**SHORT TASK:** Show every line in the entries below where the word "keys" appears.

**PROVIDED INFORMATION:**
┄┄┄┄┄┄┄┄┄┄
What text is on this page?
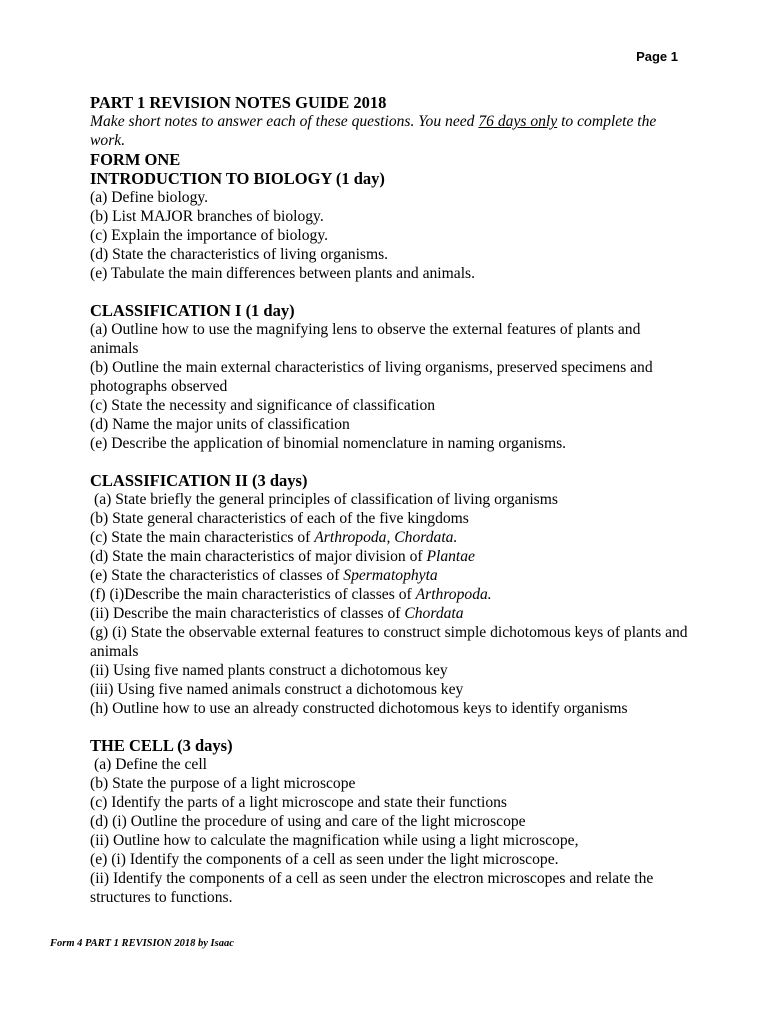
Page 1
PART 1 REVISION NOTES GUIDE 2018
Make short notes to answer each of these questions. You need 76 days only to complete the work.
FORM ONE
INTRODUCTION TO BIOLOGY (1 day)
(a) Define biology.
(b) List MAJOR branches of biology.
(c) Explain the importance of biology.
(d) State the characteristics of living organisms.
(e) Tabulate the main differences between plants and animals.
CLASSIFICATION I (1 day)
(a) Outline how to use the magnifying lens to observe the external features of plants and animals
(b) Outline the main external characteristics of living organisms, preserved specimens and photographs observed
(c) State the necessity and significance of classification
(d) Name the major units of classification
(e) Describe the application of binomial nomenclature in naming organisms.
CLASSIFICATION II (3 days)
(a) State briefly the general principles of classification of living organisms
(b) State general characteristics of each of the five kingdoms
(c) State the main characteristics of Arthropoda, Chordata.
(d) State the main characteristics of major division of Plantae
(e) State the characteristics of classes of Spermatophyta
(f) (i)Describe the main characteristics of classes of Arthropoda.
(ii) Describe the main characteristics of classes of Chordata
(g) (i) State the observable external features to construct simple dichotomous keys of plants and animals
(ii) Using five named plants construct a dichotomous key
(iii) Using five named animals construct a dichotomous key
(h) Outline how to use an already constructed dichotomous keys to identify organisms
THE CELL (3 days)
(a) Define the cell
(b) State the purpose of a light microscope
(c) Identify the parts of a light microscope and state their functions
(d) (i) Outline the procedure of using and care of the light microscope
(ii) Outline how to calculate the magnification while using a light microscope,
(e) (i) Identify the components of a cell as seen under the light microscope.
(ii) Identify the components of a cell as seen under the electron microscopes and relate the structures to functions.
Form 4 PART 1 REVISION 2018 by Isaac
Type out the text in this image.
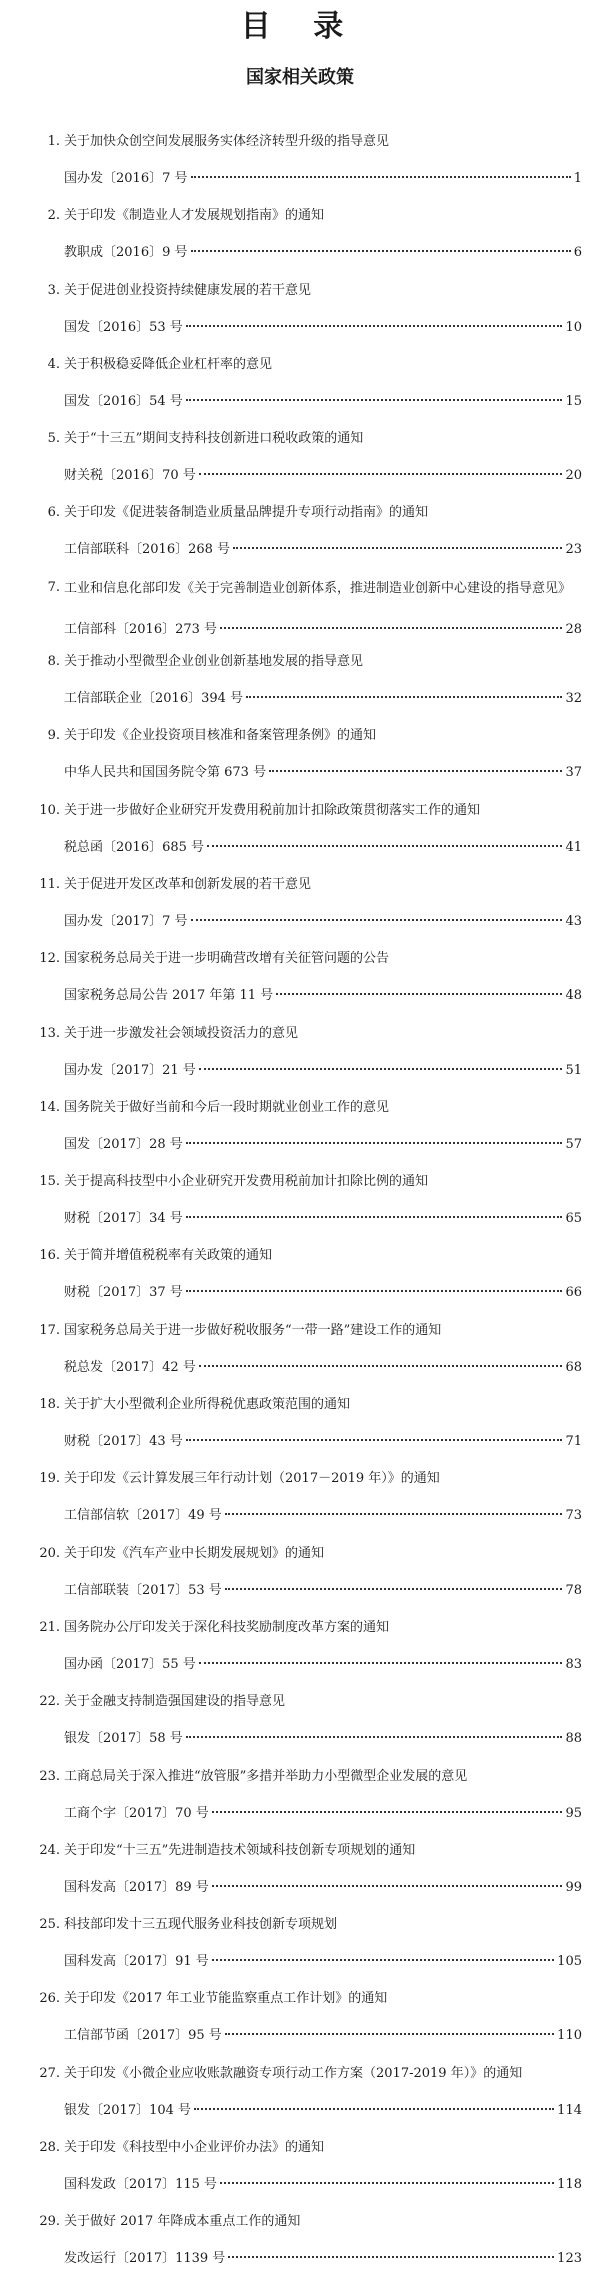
目 录
国家相关政策
1. 关于加快众创空间发展服务实体经济转型升级的指导意见
国办发〔2016〕7 号	1
2. 关于印发《制造业人才发展规划指南》的通知
教职成〔2016〕9 号	6
3. 关于促进创业投资持续健康发展的若干意见
国发〔2016〕53 号	10
4. 关于积极稳妥降低企业杠杆率的意见
国发〔2016〕54 号	15
5. 关于“十三五”期间支持科技创新进口税收政策的通知
财关税〔2016〕70 号	20
6. 关于印发《促进装备制造业质量品牌提升专项行动指南》的通知
工信部联科〔2016〕268 号	23
7. 工业和信息化部印发《关于完善制造业创新体系，推进制造业创新中心建设的指导意见》
工信部科〔2016〕273 号	28
8. 关于推动小型微型企业创业创新基地发展的指导意见
工信部联企业〔2016〕394 号	32
9. 关于印发《企业投资项目核准和备案管理条例》的通知
中华人民共和国国务院令第 673 号	37
10. 关于进一步做好企业研究开发费用税前加计扣除政策贯彻落实工作的通知
税总函〔2016〕685 号	41
11. 关于促进开发区改革和创新发展的若干意见
国办发〔2017〕7 号	43
12. 国家税务总局关于进一步明确营改增有关征管问题的公告
国家税务总局公告 2017 年第 11 号	48
13. 关于进一步激发社会领域投资活力的意见
国办发〔2017〕21 号	51
14. 国务院关于做好当前和今后一段时期就业创业工作的意见
国发〔2017〕28 号	57
15. 关于提高科技型中小企业研究开发费用税前加计扣除比例的通知
财税〔2017〕34 号	65
16. 关于简并增值税税率有关政策的通知
财税〔2017〕37 号	66
17. 国家税务总局关于进一步做好税收服务“一带一路”建设工作的通知
税总发〔2017〕42 号	68
18. 关于扩大小型微利企业所得税优惠政策范围的通知
财税〔2017〕43 号	71
19. 关于印发《云计算发展三年行动计划（2017－2019 年）》的通知
工信部信软〔2017〕49 号	73
20. 关于印发《汽车产业中长期发展规划》的通知
工信部联装〔2017〕53 号	78
21. 国务院办公厅印发关于深化科技奖励制度改革方案的通知
国办函〔2017〕55 号	83
22. 关于金融支持制造强国建设的指导意见
银发〔2017〕58 号	88
23. 工商总局关于深入推进“放管服”多措并举助力小型微型企业发展的意见
工商个字〔2017〕70 号	95
24. 关于印发“十三五”先进制造技术领域科技创新专项规划的通知
国科发高〔2017〕89 号	99
25. 科技部印发十三五现代服务业科技创新专项规划
国科发高〔2017〕91 号	105
26. 关于印发《2017 年工业节能监察重点工作计划》的通知
工信部节函〔2017〕95 号	110
27. 关于印发《小微企业应收账款融资专项行动工作方案（2017-2019 年）》的通知
银发〔2017〕104 号	114
28. 关于印发《科技型中小企业评价办法》的通知
国科发政〔2017〕115 号	118
29. 关于做好 2017 年降成本重点工作的通知
发改运行〔2017〕1139 号	123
┄┄┄┄┄┄┄┄┄┄
**EXERCISE OUTPUT:**
(g) (i) State the observable external features to construct simple dichotomous keys of plants and animals
(h) Outline how to use an already constructed dichotomous keys to identify organisms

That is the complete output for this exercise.